Problem: Repeat the data that follows, word for word, without the images.

Data entries

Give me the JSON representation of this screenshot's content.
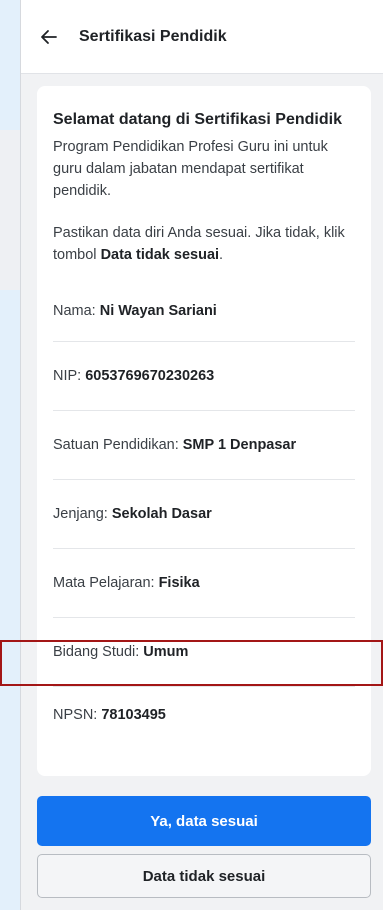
{
  "header": {
    "title": "Sertifikasi Pendidik",
    "back_icon": "arrow-left-icon"
  },
  "card": {
    "title": "Selamat datang di Sertifikasi Pendidik",
    "intro": "Program Pendidikan Profesi Guru ini untuk guru dalam jabatan mendapat sertifikat pendidik.",
    "notice_prefix": "Pastikan data diri Anda sesuai. Jika tidak, klik tombol ",
    "notice_bold": "Data tidak sesuai",
    "notice_suffix": ".",
    "fields": [
      {
        "label": "Nama:",
        "value": "Ni Wayan Sariani"
      },
      {
        "label": "NIP:",
        "value": "6053769670230263"
      },
      {
        "label": "Satuan Pendidikan:",
        "value": "SMP 1 Denpasar"
      },
      {
        "label": "Jenjang:",
        "value": "Sekolah Dasar"
      },
      {
        "label": "Mata Pelajaran:",
        "value": "Fisika"
      },
      {
        "label": "Bidang Studi:",
        "value": "Umum"
      },
      {
        "label": "NPSN:",
        "value": "78103495"
      }
    ]
  },
  "actions": {
    "confirm_label": "Ya, data sesuai",
    "reject_label": "Data tidak sesuai"
  },
  "colors": {
    "primary": "#1474f0",
    "highlight": "#a31616"
  }
}
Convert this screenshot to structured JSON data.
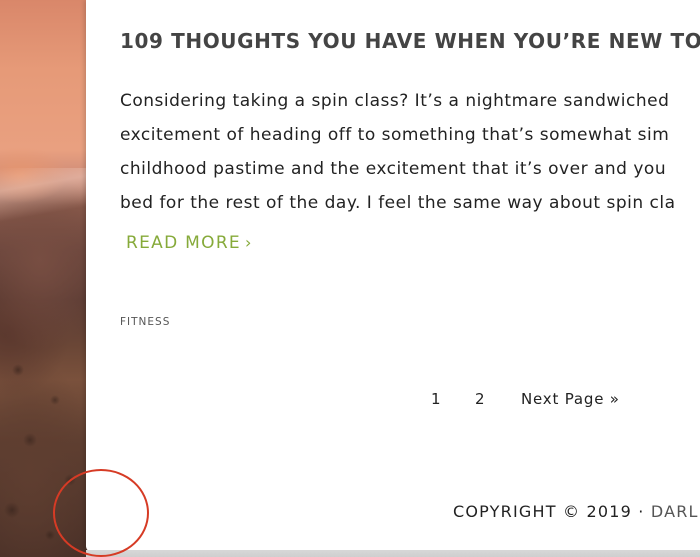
{
  "post": {
    "title": "109 THOUGHTS YOU HAVE WHEN YOU’RE NEW TO",
    "excerpt_lines": [
      "Considering taking a spin class? It’s a nightmare sandwiched",
      "excitement of heading off to something that’s somewhat sim",
      "childhood pastime and the excitement that it’s over and you",
      "bed for the rest of the day. I feel the same way about spin cla"
    ],
    "read_more_label": "READ MORE",
    "read_more_chevron": "›",
    "category": "FITNESS"
  },
  "pagination": {
    "pages": [
      "1",
      "2"
    ],
    "next_label": "Next Page »"
  },
  "footer": {
    "copyright": "COPYRIGHT © 2019 · ",
    "brand": "DARL"
  },
  "colors": {
    "accent_green": "#86aa3a",
    "annotation_red": "#d63b25",
    "title_gray": "#444444"
  }
}
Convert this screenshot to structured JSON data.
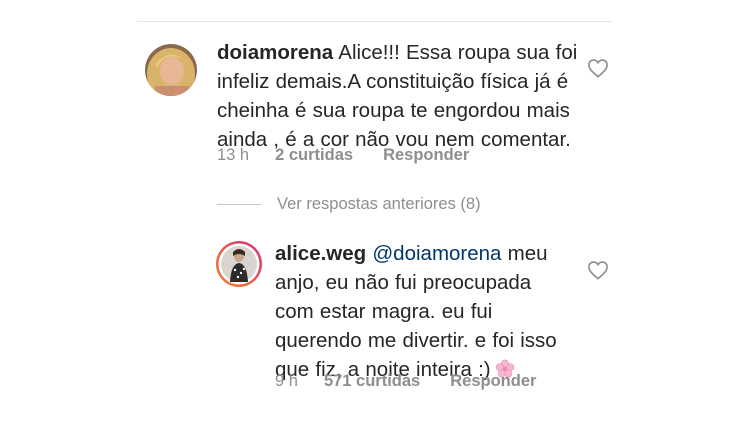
{
  "comment": {
    "username": "doiamorena",
    "text": "Alice!!! Essa roupa sua foi infeliz demais.A constituição  física já é cheinha é sua roupa te engordou mais ainda , é a cor não vou nem comentar.",
    "time": "13 h",
    "likes": "2 curtidas",
    "reply_label": "Responder",
    "avatar_icon": "profile-photo-blonde-woman"
  },
  "view_replies": {
    "label": "Ver respostas anteriores (8)"
  },
  "reply": {
    "username": "alice.weg",
    "mention": "@doiamorena",
    "text": "meu anjo, eu não fui preocupada com estar magra. eu fui querendo me divertir. e foi isso que fiz, a noite inteira :)",
    "emoji": "cherry-blossom-emoji",
    "time": "9 h",
    "likes": "571 curtidas",
    "reply_label": "Responder",
    "avatar_icon": "profile-photo-story-ring"
  },
  "icons": {
    "like": "heart-outline-icon"
  },
  "colors": {
    "text": "#262626",
    "secondary": "#8e8e8e",
    "mention": "#00376b",
    "story_ring_start": "#f58529",
    "story_ring_end": "#dd2a7b"
  }
}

Written answer:
Give me the JSON representation of this screenshot's content.
{
  "header": {
    "title": "Sertifikasi Pendidik",
    "back_icon": "arrow-left-icon"
  },
  "card": {
    "title": "Selamat datang di Sertifikasi Pendidik",
    "intro": "Program Pendidikan Profesi Guru ini untuk guru dalam jabatan mendapat sertifikat pendidik.",
    "notice_prefix": "Pastikan data diri Anda sesuai. Jika tidak, klik tombol ",
    "notice_bold": "Data tidak sesuai",
    "notice_suffix": ".",
    "fields": [
      {
        "label": "Nama:",
        "value": "Ni Wayan Sariani"
      },
      {
        "label": "NIP:",
        "value": "6053769670230263"
      },
      {
        "label": "Satuan Pendidikan:",
        "value": "SMP 1 Denpasar"
      },
      {
        "label": "Jenjang:",
        "value": "Sekolah Dasar"
      },
      {
        "label": "Mata Pelajaran:",
        "value": "Fisika"
      },
      {
        "label": "Bidang Studi:",
        "value": "Umum"
      },
      {
        "label": "NPSN:",
        "value": "78103495"
      }
    ]
  },
  "actions": {
    "confirm_label": "Ya, data sesuai",
    "reject_label": "Data tidak sesuai"
  },
  "colors": {
    "primary": "#1474f0",
    "highlight": "#a31616"
  }
}
Convert this screenshot to structured JSON data.
{
  "post": {
    "title": "109 THOUGHTS YOU HAVE WHEN YOU’RE NEW TO",
    "excerpt_lines": [
      "Considering taking a spin class? It’s a nightmare sandwiched",
      "excitement of heading off to something that’s somewhat sim",
      "childhood pastime and the excitement that it’s over and you",
      "bed for the rest of the day. I feel the same way about spin cla"
    ],
    "read_more_label": "READ MORE",
    "read_more_chevron": "›",
    "category": "FITNESS"
  },
  "pagination": {
    "pages": [
      "1",
      "2"
    ],
    "next_label": "Next Page »"
  },
  "footer": {
    "copyright": "COPYRIGHT © 2019 · ",
    "brand": "DARL"
  },
  "colors": {
    "accent_green": "#86aa3a",
    "annotation_red": "#d63b25",
    "title_gray": "#444444"
  }
}
Convert this screenshot to structured JSON data.
{
  "comment": {
    "username": "doiamorena",
    "text": "Alice!!! Essa roupa sua foi infeliz demais.A constituição  física já é cheinha é sua roupa te engordou mais ainda , é a cor não vou nem comentar.",
    "time": "13 h",
    "likes": "2 curtidas",
    "reply_label": "Responder",
    "avatar_icon": "profile-photo-blonde-woman"
  },
  "view_replies": {
    "label": "Ver respostas anteriores (8)"
  },
  "reply": {
    "username": "alice.weg",
    "mention": "@doiamorena",
    "text": "meu anjo, eu não fui preocupada com estar magra. eu fui querendo me divertir. e foi isso que fiz, a noite inteira :)",
    "emoji": "cherry-blossom-emoji",
    "time": "9 h",
    "likes": "571 curtidas",
    "reply_label": "Responder",
    "avatar_icon": "profile-photo-story-ring"
  },
  "icons": {
    "like": "heart-outline-icon"
  },
  "colors": {
    "text": "#262626",
    "secondary": "#8e8e8e",
    "mention": "#00376b",
    "story_ring_start": "#f58529",
    "story_ring_end": "#dd2a7b"
  }
}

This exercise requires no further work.